* _WRITTEN INSTRUCTION_
Every record should be repeated exactly, except that pictures are left out.

* _DATA FOR THE TASK_
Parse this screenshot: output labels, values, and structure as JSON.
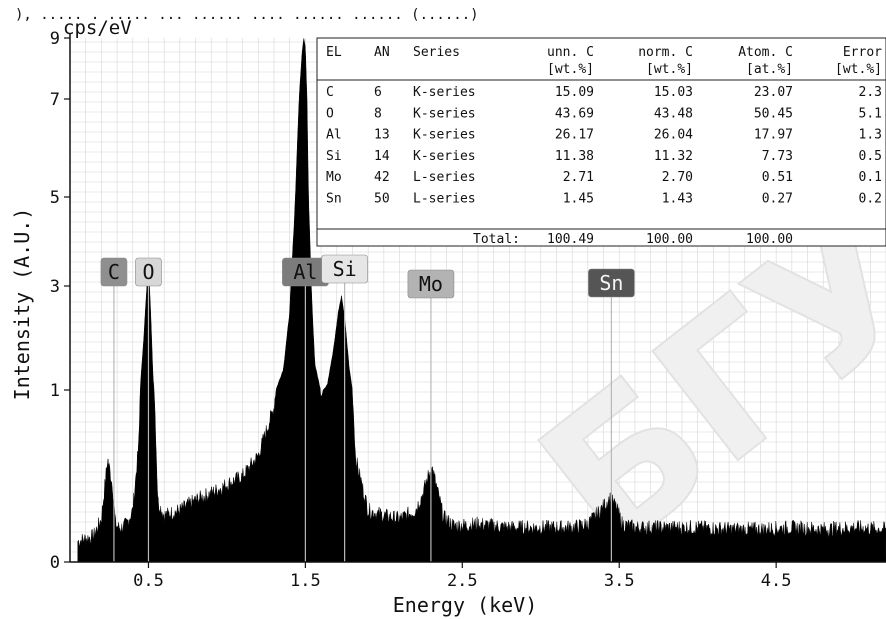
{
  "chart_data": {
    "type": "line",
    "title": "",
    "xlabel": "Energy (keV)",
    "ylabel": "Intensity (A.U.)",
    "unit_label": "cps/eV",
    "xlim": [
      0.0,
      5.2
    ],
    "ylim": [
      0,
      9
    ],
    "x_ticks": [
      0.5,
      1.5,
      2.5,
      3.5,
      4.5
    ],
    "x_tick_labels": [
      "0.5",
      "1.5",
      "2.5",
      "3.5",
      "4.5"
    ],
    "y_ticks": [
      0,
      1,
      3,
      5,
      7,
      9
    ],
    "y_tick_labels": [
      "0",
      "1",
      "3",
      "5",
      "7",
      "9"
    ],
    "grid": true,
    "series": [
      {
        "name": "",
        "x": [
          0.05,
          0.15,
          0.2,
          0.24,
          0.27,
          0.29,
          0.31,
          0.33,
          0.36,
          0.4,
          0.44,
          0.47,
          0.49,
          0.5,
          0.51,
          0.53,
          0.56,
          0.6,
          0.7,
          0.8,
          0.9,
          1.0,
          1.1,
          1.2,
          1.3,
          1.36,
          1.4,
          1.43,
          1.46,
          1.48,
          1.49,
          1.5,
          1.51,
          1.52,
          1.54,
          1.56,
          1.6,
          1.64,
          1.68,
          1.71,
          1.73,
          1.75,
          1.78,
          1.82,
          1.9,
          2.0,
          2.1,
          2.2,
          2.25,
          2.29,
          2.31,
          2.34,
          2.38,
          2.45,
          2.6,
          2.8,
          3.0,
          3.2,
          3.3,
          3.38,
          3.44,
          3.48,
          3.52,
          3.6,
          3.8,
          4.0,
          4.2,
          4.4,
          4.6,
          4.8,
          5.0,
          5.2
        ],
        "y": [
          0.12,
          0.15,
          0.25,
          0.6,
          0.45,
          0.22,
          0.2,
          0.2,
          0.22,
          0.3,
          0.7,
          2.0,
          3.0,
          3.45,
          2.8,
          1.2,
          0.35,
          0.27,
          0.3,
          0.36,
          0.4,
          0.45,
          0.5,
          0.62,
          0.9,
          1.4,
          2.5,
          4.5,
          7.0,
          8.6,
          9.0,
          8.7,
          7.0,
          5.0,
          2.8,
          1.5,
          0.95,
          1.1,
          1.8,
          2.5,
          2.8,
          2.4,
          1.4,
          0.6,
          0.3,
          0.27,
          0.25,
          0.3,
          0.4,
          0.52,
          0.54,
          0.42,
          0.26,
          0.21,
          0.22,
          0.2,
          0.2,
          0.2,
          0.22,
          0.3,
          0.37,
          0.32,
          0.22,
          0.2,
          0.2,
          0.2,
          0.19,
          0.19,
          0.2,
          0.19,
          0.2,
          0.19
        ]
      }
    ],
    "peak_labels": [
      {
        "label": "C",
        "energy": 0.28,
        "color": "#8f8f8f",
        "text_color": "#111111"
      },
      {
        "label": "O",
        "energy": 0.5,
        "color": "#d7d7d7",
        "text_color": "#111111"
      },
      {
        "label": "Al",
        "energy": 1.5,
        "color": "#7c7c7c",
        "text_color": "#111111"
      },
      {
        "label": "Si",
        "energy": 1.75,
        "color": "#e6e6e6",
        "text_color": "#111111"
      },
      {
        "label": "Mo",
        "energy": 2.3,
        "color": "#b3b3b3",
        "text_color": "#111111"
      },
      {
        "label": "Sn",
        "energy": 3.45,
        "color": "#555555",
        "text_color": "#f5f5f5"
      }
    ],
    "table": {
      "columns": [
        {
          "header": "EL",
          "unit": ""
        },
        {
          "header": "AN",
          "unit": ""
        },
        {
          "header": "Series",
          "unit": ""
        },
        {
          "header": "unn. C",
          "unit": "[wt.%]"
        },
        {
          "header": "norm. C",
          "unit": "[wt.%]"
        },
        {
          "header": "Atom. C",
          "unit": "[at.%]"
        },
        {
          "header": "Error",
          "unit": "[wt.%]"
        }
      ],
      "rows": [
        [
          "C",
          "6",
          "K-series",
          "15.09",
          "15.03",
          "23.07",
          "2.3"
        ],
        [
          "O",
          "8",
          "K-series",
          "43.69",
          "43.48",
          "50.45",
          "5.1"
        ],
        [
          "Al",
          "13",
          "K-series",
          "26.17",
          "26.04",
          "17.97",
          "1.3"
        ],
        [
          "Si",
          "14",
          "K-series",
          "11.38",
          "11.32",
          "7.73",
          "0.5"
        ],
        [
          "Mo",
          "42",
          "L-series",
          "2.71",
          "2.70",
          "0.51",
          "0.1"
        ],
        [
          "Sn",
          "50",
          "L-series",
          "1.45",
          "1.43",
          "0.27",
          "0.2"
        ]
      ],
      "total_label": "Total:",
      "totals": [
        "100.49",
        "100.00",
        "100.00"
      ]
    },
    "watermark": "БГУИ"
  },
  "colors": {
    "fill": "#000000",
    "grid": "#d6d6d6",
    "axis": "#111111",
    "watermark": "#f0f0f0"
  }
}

* _REPLY TO THE TASK_
Parse this screenshot: output labels, values, and structure as JSON.
{
  "chart_data": {
    "type": "line",
    "title": "",
    "xlabel": "Energy (keV)",
    "ylabel": "Intensity (A.U.)",
    "unit_label": "cps/eV",
    "xlim": [
      0.0,
      5.2
    ],
    "ylim": [
      0,
      9
    ],
    "x_ticks": [
      0.5,
      1.5,
      2.5,
      3.5,
      4.5
    ],
    "x_tick_labels": [
      "0.5",
      "1.5",
      "2.5",
      "3.5",
      "4.5"
    ],
    "y_ticks": [
      0,
      1,
      3,
      5,
      7,
      9
    ],
    "y_tick_labels": [
      "0",
      "1",
      "3",
      "5",
      "7",
      "9"
    ],
    "grid": true,
    "series": [
      {
        "name": "",
        "x": [
          0.05,
          0.15,
          0.2,
          0.24,
          0.27,
          0.29,
          0.31,
          0.33,
          0.36,
          0.4,
          0.44,
          0.47,
          0.49,
          0.5,
          0.51,
          0.53,
          0.56,
          0.6,
          0.7,
          0.8,
          0.9,
          1.0,
          1.1,
          1.2,
          1.3,
          1.36,
          1.4,
          1.43,
          1.46,
          1.48,
          1.49,
          1.5,
          1.51,
          1.52,
          1.54,
          1.56,
          1.6,
          1.64,
          1.68,
          1.71,
          1.73,
          1.75,
          1.78,
          1.82,
          1.9,
          2.0,
          2.1,
          2.2,
          2.25,
          2.29,
          2.31,
          2.34,
          2.38,
          2.45,
          2.6,
          2.8,
          3.0,
          3.2,
          3.3,
          3.38,
          3.44,
          3.48,
          3.52,
          3.6,
          3.8,
          4.0,
          4.2,
          4.4,
          4.6,
          4.8,
          5.0,
          5.2
        ],
        "y": [
          0.12,
          0.15,
          0.25,
          0.6,
          0.45,
          0.22,
          0.2,
          0.2,
          0.22,
          0.3,
          0.7,
          2.0,
          3.0,
          3.45,
          2.8,
          1.2,
          0.35,
          0.27,
          0.3,
          0.36,
          0.4,
          0.45,
          0.5,
          0.62,
          0.9,
          1.4,
          2.5,
          4.5,
          7.0,
          8.6,
          9.0,
          8.7,
          7.0,
          5.0,
          2.8,
          1.5,
          0.95,
          1.1,
          1.8,
          2.5,
          2.8,
          2.4,
          1.4,
          0.6,
          0.3,
          0.27,
          0.25,
          0.3,
          0.4,
          0.52,
          0.54,
          0.42,
          0.26,
          0.21,
          0.22,
          0.2,
          0.2,
          0.2,
          0.22,
          0.3,
          0.37,
          0.32,
          0.22,
          0.2,
          0.2,
          0.2,
          0.19,
          0.19,
          0.2,
          0.19,
          0.2,
          0.19
        ]
      }
    ],
    "peak_labels": [
      {
        "label": "C",
        "energy": 0.28,
        "color": "#8f8f8f",
        "text_color": "#111111"
      },
      {
        "label": "O",
        "energy": 0.5,
        "color": "#d7d7d7",
        "text_color": "#111111"
      },
      {
        "label": "Al",
        "energy": 1.5,
        "color": "#7c7c7c",
        "text_color": "#111111"
      },
      {
        "label": "Si",
        "energy": 1.75,
        "color": "#e6e6e6",
        "text_color": "#111111"
      },
      {
        "label": "Mo",
        "energy": 2.3,
        "color": "#b3b3b3",
        "text_color": "#111111"
      },
      {
        "label": "Sn",
        "energy": 3.45,
        "color": "#555555",
        "text_color": "#f5f5f5"
      }
    ],
    "table": {
      "columns": [
        {
          "header": "EL",
          "unit": ""
        },
        {
          "header": "AN",
          "unit": ""
        },
        {
          "header": "Series",
          "unit": ""
        },
        {
          "header": "unn. C",
          "unit": "[wt.%]"
        },
        {
          "header": "norm. C",
          "unit": "[wt.%]"
        },
        {
          "header": "Atom. C",
          "unit": "[at.%]"
        },
        {
          "header": "Error",
          "unit": "[wt.%]"
        }
      ],
      "rows": [
        [
          "C",
          "6",
          "K-series",
          "15.09",
          "15.03",
          "23.07",
          "2.3"
        ],
        [
          "O",
          "8",
          "K-series",
          "43.69",
          "43.48",
          "50.45",
          "5.1"
        ],
        [
          "Al",
          "13",
          "K-series",
          "26.17",
          "26.04",
          "17.97",
          "1.3"
        ],
        [
          "Si",
          "14",
          "K-series",
          "11.38",
          "11.32",
          "7.73",
          "0.5"
        ],
        [
          "Mo",
          "42",
          "L-series",
          "2.71",
          "2.70",
          "0.51",
          "0.1"
        ],
        [
          "Sn",
          "50",
          "L-series",
          "1.45",
          "1.43",
          "0.27",
          "0.2"
        ]
      ],
      "total_label": "Total:",
      "totals": [
        "100.49",
        "100.00",
        "100.00"
      ]
    },
    "watermark": "БГУИ"
  },
  "colors": {
    "fill": "#000000",
    "grid": "#d6d6d6",
    "axis": "#111111",
    "watermark": "#f0f0f0"
  }
}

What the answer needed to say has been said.